_Records provided:_
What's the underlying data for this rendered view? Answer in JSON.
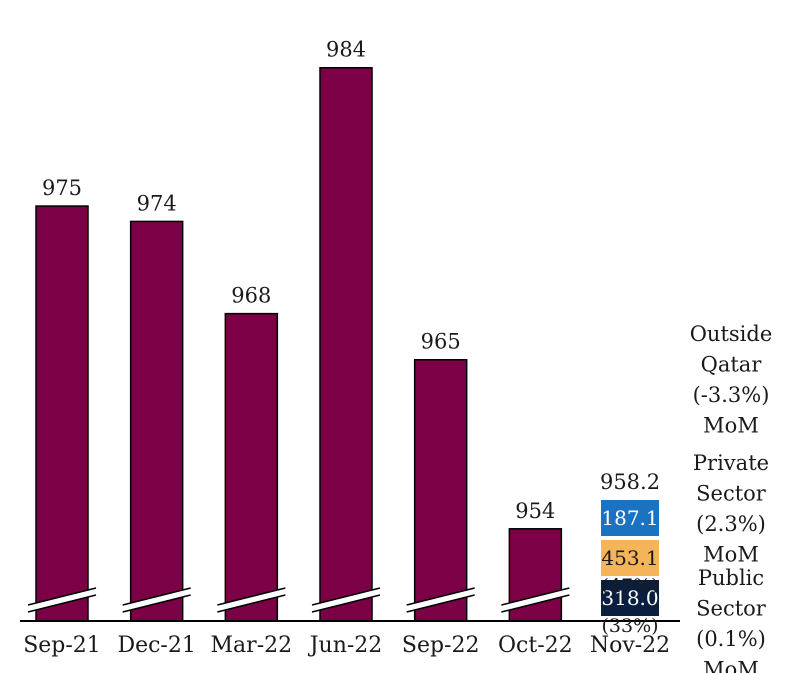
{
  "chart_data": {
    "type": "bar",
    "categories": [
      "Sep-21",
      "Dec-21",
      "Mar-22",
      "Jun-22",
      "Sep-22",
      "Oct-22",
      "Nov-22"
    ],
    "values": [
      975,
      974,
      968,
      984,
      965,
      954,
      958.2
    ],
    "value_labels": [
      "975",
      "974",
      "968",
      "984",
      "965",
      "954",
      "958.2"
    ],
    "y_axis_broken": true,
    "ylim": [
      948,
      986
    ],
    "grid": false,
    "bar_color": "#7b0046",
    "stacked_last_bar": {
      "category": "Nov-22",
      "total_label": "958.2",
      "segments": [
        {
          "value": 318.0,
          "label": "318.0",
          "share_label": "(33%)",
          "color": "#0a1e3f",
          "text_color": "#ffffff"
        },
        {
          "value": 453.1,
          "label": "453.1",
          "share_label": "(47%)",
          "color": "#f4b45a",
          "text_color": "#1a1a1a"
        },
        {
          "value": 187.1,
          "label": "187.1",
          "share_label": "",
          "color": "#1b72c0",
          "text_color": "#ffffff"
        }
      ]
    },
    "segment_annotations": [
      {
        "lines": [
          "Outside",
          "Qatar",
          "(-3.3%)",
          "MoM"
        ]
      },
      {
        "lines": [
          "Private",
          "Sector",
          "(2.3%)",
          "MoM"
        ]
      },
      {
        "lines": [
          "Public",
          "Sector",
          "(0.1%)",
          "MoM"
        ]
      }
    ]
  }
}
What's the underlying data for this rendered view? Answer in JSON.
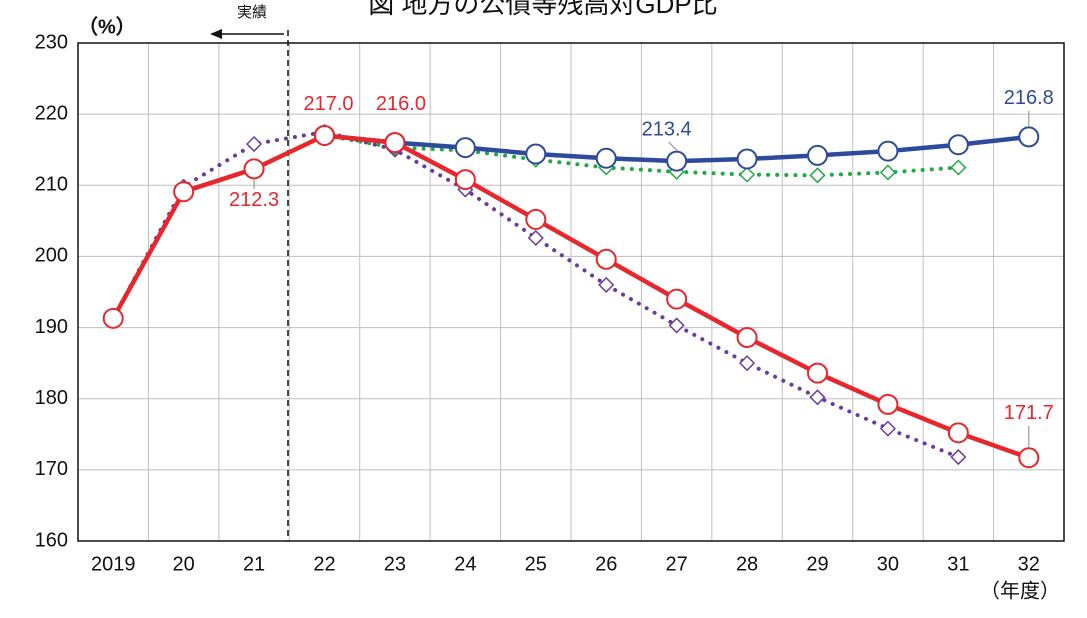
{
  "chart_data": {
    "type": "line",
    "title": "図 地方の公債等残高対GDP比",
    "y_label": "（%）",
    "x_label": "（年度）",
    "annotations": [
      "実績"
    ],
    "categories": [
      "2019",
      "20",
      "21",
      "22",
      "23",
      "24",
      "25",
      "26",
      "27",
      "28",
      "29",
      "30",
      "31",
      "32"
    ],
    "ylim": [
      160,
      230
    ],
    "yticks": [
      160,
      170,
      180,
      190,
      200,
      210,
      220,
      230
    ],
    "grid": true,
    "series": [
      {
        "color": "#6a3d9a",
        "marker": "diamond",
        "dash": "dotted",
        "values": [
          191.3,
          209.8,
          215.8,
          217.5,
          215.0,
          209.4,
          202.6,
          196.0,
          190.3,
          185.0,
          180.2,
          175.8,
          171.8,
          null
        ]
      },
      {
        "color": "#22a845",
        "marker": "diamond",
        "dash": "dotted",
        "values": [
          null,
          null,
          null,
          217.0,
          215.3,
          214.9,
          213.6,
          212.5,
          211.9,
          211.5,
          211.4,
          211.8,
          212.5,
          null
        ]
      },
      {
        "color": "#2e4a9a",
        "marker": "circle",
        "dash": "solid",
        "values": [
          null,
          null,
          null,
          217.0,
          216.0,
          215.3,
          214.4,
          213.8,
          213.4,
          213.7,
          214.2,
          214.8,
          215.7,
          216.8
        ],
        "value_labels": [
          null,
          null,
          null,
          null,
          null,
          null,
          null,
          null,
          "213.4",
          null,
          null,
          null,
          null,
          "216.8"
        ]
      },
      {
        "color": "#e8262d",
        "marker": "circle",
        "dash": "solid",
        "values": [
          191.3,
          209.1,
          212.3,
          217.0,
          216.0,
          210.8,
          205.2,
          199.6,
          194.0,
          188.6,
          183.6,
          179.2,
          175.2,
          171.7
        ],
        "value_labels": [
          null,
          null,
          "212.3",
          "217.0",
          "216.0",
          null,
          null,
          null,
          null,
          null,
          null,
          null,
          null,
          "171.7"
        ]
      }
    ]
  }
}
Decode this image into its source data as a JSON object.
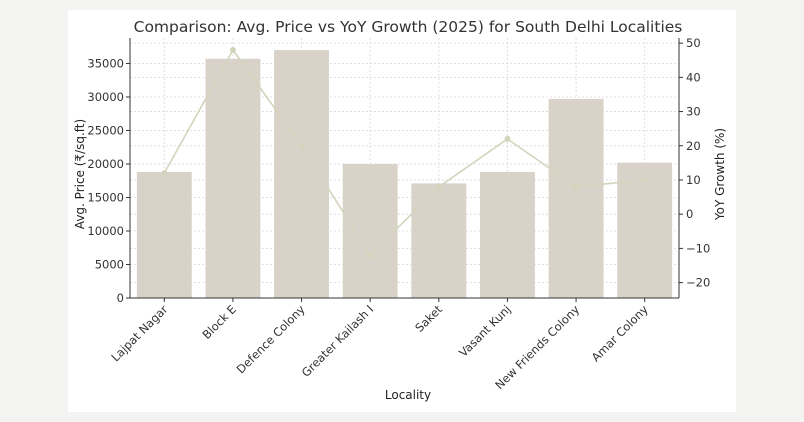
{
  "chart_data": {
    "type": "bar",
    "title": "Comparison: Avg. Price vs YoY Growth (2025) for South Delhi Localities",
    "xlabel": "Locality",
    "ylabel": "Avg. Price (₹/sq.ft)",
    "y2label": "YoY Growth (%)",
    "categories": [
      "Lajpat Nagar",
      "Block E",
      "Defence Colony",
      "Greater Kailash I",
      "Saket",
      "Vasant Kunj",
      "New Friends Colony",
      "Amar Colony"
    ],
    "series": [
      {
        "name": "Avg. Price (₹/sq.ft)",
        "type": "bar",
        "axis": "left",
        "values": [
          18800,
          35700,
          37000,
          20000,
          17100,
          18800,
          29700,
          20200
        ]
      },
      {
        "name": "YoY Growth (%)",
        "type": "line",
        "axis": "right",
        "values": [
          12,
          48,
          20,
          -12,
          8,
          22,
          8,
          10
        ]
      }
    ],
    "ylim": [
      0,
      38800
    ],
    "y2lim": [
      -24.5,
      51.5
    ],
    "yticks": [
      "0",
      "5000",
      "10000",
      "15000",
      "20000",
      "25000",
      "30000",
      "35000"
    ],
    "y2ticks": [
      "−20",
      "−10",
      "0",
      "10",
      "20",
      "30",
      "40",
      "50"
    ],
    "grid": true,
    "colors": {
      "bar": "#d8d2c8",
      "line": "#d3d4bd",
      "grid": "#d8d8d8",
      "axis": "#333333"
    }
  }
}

_Short task:_ Take the records above and transcribe them exactly, dropping every picture.

_Problem solution:_
What's the underlying data for this rendered view? Answer in JSON.
{
  "chart_data": {
    "type": "bar",
    "categories": [
      "Sep-21",
      "Dec-21",
      "Mar-22",
      "Jun-22",
      "Sep-22",
      "Oct-22",
      "Nov-22"
    ],
    "values": [
      975,
      974,
      968,
      984,
      965,
      954,
      958.2
    ],
    "value_labels": [
      "975",
      "974",
      "968",
      "984",
      "965",
      "954",
      "958.2"
    ],
    "y_axis_broken": true,
    "ylim": [
      948,
      986
    ],
    "grid": false,
    "bar_color": "#7b0046",
    "stacked_last_bar": {
      "category": "Nov-22",
      "total_label": "958.2",
      "segments": [
        {
          "value": 318.0,
          "label": "318.0",
          "share_label": "(33%)",
          "color": "#0a1e3f",
          "text_color": "#ffffff"
        },
        {
          "value": 453.1,
          "label": "453.1",
          "share_label": "(47%)",
          "color": "#f4b45a",
          "text_color": "#1a1a1a"
        },
        {
          "value": 187.1,
          "label": "187.1",
          "share_label": "",
          "color": "#1b72c0",
          "text_color": "#ffffff"
        }
      ]
    },
    "segment_annotations": [
      {
        "lines": [
          "Outside",
          "Qatar",
          "(-3.3%)",
          "MoM"
        ]
      },
      {
        "lines": [
          "Private",
          "Sector",
          "(2.3%)",
          "MoM"
        ]
      },
      {
        "lines": [
          "Public",
          "Sector",
          "(0.1%)",
          "MoM"
        ]
      }
    ]
  }
}
What's the underlying data for this rendered view? Answer in JSON.
{
  "chart_data": {
    "type": "line",
    "title": "図 地方の公債等残高対GDP比",
    "y_label": "（%）",
    "x_label": "（年度）",
    "annotations": [
      "実績"
    ],
    "categories": [
      "2019",
      "20",
      "21",
      "22",
      "23",
      "24",
      "25",
      "26",
      "27",
      "28",
      "29",
      "30",
      "31",
      "32"
    ],
    "ylim": [
      160,
      230
    ],
    "yticks": [
      160,
      170,
      180,
      190,
      200,
      210,
      220,
      230
    ],
    "grid": true,
    "series": [
      {
        "color": "#6a3d9a",
        "marker": "diamond",
        "dash": "dotted",
        "values": [
          191.3,
          209.8,
          215.8,
          217.5,
          215.0,
          209.4,
          202.6,
          196.0,
          190.3,
          185.0,
          180.2,
          175.8,
          171.8,
          null
        ]
      },
      {
        "color": "#22a845",
        "marker": "diamond",
        "dash": "dotted",
        "values": [
          null,
          null,
          null,
          217.0,
          215.3,
          214.9,
          213.6,
          212.5,
          211.9,
          211.5,
          211.4,
          211.8,
          212.5,
          null
        ]
      },
      {
        "color": "#2e4a9a",
        "marker": "circle",
        "dash": "solid",
        "values": [
          null,
          null,
          null,
          217.0,
          216.0,
          215.3,
          214.4,
          213.8,
          213.4,
          213.7,
          214.2,
          214.8,
          215.7,
          216.8
        ],
        "value_labels": [
          null,
          null,
          null,
          null,
          null,
          null,
          null,
          null,
          "213.4",
          null,
          null,
          null,
          null,
          "216.8"
        ]
      },
      {
        "color": "#e8262d",
        "marker": "circle",
        "dash": "solid",
        "values": [
          191.3,
          209.1,
          212.3,
          217.0,
          216.0,
          210.8,
          205.2,
          199.6,
          194.0,
          188.6,
          183.6,
          179.2,
          175.2,
          171.7
        ],
        "value_labels": [
          null,
          null,
          "212.3",
          "217.0",
          "216.0",
          null,
          null,
          null,
          null,
          null,
          null,
          null,
          null,
          "171.7"
        ]
      }
    ]
  }
}
Decode this image into its source data as a JSON object.
{
  "chart_data": {
    "type": "bar",
    "title": "Comparison: Avg. Price vs YoY Growth (2025) for South Delhi Localities",
    "xlabel": "Locality",
    "ylabel": "Avg. Price (₹/sq.ft)",
    "y2label": "YoY Growth (%)",
    "categories": [
      "Lajpat Nagar",
      "Block E",
      "Defence Colony",
      "Greater Kailash I",
      "Saket",
      "Vasant Kunj",
      "New Friends Colony",
      "Amar Colony"
    ],
    "series": [
      {
        "name": "Avg. Price (₹/sq.ft)",
        "type": "bar",
        "axis": "left",
        "values": [
          18800,
          35700,
          37000,
          20000,
          17100,
          18800,
          29700,
          20200
        ]
      },
      {
        "name": "YoY Growth (%)",
        "type": "line",
        "axis": "right",
        "values": [
          12,
          48,
          20,
          -12,
          8,
          22,
          8,
          10
        ]
      }
    ],
    "ylim": [
      0,
      38800
    ],
    "y2lim": [
      -24.5,
      51.5
    ],
    "yticks": [
      "0",
      "5000",
      "10000",
      "15000",
      "20000",
      "25000",
      "30000",
      "35000"
    ],
    "y2ticks": [
      "−20",
      "−10",
      "0",
      "10",
      "20",
      "30",
      "40",
      "50"
    ],
    "grid": true,
    "colors": {
      "bar": "#d8d2c8",
      "line": "#d3d4bd",
      "grid": "#d8d8d8",
      "axis": "#333333"
    }
  }
}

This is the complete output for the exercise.